- [Short task]:
Find each line with the word "Получатели" and copy it.

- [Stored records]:
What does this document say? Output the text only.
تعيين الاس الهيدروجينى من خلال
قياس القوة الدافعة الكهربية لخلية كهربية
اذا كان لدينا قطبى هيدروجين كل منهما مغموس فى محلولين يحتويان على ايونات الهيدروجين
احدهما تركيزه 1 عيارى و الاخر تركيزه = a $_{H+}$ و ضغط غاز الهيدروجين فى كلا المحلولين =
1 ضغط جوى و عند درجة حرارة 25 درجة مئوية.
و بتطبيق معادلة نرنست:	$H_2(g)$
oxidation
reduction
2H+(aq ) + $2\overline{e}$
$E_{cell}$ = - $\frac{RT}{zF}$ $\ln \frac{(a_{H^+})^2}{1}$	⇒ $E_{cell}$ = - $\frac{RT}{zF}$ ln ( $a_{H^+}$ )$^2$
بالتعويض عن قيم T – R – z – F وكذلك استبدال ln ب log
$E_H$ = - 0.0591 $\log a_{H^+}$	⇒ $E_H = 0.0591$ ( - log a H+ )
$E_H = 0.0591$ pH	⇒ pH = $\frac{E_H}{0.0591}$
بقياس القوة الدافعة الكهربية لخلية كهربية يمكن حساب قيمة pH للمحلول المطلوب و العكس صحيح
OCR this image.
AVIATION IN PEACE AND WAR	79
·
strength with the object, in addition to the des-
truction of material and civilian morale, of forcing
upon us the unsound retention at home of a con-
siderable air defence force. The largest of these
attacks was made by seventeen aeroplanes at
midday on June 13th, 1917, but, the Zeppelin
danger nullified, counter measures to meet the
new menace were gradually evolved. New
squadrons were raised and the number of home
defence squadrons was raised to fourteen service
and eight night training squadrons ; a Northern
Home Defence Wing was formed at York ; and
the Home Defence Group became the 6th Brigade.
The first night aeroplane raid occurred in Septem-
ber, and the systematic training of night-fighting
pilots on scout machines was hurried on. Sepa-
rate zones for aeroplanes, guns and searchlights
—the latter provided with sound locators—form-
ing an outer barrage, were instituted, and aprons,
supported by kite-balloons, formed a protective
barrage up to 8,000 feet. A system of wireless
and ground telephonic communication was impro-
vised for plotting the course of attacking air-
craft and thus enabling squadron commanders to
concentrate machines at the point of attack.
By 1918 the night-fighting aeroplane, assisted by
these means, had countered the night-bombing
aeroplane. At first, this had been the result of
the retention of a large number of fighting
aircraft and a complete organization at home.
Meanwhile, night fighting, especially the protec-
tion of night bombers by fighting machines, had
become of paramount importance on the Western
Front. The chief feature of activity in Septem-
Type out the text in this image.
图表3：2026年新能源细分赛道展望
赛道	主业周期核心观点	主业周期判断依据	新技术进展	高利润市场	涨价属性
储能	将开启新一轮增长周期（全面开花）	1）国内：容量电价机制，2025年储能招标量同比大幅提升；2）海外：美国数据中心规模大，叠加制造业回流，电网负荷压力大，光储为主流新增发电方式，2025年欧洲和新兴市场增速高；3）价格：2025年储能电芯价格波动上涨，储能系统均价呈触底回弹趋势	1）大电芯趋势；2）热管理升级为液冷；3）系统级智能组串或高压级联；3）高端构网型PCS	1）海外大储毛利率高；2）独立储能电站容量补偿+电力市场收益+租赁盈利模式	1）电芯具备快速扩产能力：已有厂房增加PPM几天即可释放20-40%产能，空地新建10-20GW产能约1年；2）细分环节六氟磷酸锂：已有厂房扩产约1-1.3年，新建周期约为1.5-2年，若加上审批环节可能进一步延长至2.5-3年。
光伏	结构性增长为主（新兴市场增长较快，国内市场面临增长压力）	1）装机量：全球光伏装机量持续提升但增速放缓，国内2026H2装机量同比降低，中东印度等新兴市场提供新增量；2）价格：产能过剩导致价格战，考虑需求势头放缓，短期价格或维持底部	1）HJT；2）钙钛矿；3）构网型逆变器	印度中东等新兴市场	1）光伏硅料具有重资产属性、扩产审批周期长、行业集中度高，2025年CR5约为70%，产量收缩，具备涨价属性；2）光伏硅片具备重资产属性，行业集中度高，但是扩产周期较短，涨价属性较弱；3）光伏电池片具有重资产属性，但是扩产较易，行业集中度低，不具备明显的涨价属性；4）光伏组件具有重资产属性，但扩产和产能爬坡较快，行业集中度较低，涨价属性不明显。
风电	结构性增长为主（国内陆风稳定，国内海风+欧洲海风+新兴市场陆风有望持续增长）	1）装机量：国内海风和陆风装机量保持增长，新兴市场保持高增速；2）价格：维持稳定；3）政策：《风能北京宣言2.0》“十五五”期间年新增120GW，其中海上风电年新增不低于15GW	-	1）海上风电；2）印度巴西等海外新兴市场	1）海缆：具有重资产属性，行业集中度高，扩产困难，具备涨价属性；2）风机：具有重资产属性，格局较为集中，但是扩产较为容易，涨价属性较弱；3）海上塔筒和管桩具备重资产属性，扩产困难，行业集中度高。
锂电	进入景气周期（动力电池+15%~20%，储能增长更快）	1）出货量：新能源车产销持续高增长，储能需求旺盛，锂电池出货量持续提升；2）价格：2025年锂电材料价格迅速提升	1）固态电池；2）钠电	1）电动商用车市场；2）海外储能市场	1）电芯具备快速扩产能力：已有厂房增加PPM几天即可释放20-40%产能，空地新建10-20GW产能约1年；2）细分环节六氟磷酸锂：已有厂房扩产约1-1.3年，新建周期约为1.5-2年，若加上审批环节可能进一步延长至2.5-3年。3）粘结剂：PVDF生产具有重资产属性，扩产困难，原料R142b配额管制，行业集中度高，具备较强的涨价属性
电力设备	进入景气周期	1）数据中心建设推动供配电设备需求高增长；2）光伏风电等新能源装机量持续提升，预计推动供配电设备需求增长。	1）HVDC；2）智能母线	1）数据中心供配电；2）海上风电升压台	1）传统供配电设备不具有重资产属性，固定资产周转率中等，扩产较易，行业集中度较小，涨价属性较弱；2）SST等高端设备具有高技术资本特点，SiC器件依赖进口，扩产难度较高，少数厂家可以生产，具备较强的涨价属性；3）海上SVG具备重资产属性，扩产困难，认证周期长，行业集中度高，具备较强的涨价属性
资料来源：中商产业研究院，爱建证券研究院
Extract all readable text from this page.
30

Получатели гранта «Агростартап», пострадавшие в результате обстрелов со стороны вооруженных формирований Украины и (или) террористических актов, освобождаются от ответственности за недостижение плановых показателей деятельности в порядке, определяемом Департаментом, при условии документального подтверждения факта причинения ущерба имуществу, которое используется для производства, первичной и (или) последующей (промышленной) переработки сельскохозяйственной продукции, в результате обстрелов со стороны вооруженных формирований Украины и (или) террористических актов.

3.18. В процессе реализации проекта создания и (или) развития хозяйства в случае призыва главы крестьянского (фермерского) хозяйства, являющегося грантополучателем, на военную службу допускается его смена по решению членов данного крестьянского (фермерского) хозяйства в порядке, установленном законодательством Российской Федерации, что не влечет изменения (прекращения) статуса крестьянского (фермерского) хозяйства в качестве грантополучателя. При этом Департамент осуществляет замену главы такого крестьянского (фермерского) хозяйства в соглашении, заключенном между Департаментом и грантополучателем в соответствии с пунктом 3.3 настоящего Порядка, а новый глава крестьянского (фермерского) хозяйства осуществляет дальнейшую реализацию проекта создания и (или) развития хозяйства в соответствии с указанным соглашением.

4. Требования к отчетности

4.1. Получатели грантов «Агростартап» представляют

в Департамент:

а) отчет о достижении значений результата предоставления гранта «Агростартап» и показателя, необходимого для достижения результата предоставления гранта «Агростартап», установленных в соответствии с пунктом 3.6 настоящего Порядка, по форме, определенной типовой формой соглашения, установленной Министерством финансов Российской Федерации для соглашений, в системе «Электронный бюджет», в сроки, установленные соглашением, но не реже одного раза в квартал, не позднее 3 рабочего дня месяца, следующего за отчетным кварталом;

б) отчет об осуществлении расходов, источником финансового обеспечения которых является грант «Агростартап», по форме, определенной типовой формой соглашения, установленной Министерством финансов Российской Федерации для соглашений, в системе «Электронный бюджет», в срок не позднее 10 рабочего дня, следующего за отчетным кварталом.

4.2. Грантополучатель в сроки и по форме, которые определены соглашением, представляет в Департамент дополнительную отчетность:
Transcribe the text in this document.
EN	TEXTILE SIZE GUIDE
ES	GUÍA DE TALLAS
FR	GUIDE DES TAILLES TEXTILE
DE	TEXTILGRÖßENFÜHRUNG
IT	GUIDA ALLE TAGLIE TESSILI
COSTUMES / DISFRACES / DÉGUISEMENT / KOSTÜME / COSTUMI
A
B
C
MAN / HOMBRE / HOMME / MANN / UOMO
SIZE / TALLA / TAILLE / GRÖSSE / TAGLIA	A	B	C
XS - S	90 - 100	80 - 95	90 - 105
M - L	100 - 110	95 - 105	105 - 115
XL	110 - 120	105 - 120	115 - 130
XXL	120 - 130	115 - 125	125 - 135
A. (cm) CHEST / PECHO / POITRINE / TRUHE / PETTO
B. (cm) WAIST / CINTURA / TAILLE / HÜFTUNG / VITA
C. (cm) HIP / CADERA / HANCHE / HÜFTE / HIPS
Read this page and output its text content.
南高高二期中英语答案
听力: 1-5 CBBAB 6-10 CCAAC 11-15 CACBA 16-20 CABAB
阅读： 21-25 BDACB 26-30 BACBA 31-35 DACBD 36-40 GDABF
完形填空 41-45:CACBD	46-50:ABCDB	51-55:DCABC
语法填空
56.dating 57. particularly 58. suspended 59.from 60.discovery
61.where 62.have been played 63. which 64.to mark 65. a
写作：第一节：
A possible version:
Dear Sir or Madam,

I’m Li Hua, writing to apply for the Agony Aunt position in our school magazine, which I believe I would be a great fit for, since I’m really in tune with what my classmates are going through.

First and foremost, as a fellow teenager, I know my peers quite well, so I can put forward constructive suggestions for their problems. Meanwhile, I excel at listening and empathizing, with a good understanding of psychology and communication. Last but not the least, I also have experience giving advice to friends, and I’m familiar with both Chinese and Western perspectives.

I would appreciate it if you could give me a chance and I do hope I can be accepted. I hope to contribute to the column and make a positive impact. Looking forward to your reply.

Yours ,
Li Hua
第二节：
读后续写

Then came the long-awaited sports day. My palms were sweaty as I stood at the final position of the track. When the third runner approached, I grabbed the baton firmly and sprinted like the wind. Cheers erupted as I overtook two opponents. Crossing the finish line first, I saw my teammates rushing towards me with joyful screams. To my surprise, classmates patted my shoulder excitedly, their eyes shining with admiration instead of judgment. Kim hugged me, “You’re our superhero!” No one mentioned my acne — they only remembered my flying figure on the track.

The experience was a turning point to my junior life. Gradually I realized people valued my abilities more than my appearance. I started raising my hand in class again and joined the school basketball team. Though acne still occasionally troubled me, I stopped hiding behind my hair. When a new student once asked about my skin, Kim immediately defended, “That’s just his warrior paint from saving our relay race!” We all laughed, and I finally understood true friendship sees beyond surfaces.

- [Output for this exercise]:
Получатели гранта «Агростартап», пострадавшие в результате обстрелов со стороны вооруженных формирований Украины и (или) террористических актов, освобождаются от ответственности за недостижение плановых показателей деятельности в порядке, определяемом Департаментом, при условии документального подтверждения факта причинения ущерба имуществу, которое используется для производства, первичной и (или) последующей (промышленной) переработки сельскохозяйственной продукции, в результате обстрелов со стороны вооруженных формирований Украины и (или) террористических актов.
4.1. Получатели грантов «Агростартап» представляют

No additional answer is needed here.